*Exercise:* Please list all lines of the material below in which the string "structure" occurs.
● ● ● ●
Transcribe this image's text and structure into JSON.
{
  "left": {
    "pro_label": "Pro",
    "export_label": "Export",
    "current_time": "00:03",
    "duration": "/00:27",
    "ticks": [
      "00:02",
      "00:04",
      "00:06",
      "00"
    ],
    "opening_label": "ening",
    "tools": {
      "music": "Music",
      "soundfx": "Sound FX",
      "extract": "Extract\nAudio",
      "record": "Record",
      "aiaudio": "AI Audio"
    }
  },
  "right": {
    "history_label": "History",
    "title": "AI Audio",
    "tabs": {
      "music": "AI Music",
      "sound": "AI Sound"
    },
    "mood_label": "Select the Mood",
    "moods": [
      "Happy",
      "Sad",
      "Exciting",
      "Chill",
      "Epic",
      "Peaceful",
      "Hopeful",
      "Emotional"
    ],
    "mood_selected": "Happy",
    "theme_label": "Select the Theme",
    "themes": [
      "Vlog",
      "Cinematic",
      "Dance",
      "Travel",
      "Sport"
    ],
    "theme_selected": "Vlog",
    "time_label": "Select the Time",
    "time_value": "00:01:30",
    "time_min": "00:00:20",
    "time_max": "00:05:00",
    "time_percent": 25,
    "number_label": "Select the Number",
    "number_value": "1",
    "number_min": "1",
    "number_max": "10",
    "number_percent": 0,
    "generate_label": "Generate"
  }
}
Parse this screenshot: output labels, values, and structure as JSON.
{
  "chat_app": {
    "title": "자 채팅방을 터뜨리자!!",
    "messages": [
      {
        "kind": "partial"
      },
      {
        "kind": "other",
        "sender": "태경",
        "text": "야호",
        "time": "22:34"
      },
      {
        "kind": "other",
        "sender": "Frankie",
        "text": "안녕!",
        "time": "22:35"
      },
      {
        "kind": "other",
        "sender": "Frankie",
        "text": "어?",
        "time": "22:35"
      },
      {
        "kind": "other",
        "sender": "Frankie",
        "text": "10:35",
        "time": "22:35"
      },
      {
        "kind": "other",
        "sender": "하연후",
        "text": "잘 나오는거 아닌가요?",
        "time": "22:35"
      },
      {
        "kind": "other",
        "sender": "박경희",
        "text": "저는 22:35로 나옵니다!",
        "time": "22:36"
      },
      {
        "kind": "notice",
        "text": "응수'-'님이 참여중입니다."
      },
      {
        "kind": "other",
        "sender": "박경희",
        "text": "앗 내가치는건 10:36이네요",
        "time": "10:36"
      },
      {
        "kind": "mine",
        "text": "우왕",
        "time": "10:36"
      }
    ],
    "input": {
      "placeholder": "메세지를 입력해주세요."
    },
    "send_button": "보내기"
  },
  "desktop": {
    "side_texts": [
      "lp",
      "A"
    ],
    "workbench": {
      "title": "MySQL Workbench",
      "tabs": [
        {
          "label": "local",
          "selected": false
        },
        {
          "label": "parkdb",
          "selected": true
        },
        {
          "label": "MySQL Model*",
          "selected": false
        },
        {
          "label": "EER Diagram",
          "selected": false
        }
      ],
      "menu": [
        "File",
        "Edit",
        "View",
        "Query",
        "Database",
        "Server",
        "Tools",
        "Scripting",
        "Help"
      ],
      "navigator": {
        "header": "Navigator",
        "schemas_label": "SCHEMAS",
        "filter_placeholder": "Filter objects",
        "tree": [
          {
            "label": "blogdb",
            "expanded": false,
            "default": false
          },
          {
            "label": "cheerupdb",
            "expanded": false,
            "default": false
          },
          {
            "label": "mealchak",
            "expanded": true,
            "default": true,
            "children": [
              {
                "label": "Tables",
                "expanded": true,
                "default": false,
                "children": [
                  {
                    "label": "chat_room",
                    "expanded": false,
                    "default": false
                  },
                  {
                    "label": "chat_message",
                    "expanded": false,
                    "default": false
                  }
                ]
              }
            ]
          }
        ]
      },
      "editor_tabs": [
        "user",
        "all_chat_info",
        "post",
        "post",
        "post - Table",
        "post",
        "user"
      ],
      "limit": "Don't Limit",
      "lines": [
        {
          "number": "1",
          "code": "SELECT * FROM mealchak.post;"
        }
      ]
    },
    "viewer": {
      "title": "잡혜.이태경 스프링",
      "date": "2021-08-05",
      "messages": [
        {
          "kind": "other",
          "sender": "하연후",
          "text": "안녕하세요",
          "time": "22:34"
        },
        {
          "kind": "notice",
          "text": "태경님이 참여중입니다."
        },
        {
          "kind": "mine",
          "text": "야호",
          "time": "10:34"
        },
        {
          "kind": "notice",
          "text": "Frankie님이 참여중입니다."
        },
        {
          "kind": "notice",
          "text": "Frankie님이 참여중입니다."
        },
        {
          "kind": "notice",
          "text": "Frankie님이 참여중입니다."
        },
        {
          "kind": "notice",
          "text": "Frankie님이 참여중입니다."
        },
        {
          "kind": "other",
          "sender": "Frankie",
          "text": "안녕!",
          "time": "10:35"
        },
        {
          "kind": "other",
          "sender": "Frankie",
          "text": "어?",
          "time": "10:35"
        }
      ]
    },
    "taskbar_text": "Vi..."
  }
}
● ● ● ●
*Solution for this exercise:*
Transcribe this image's text and structure into JSON.
Parse this screenshot: output labels, values, and structure as JSON.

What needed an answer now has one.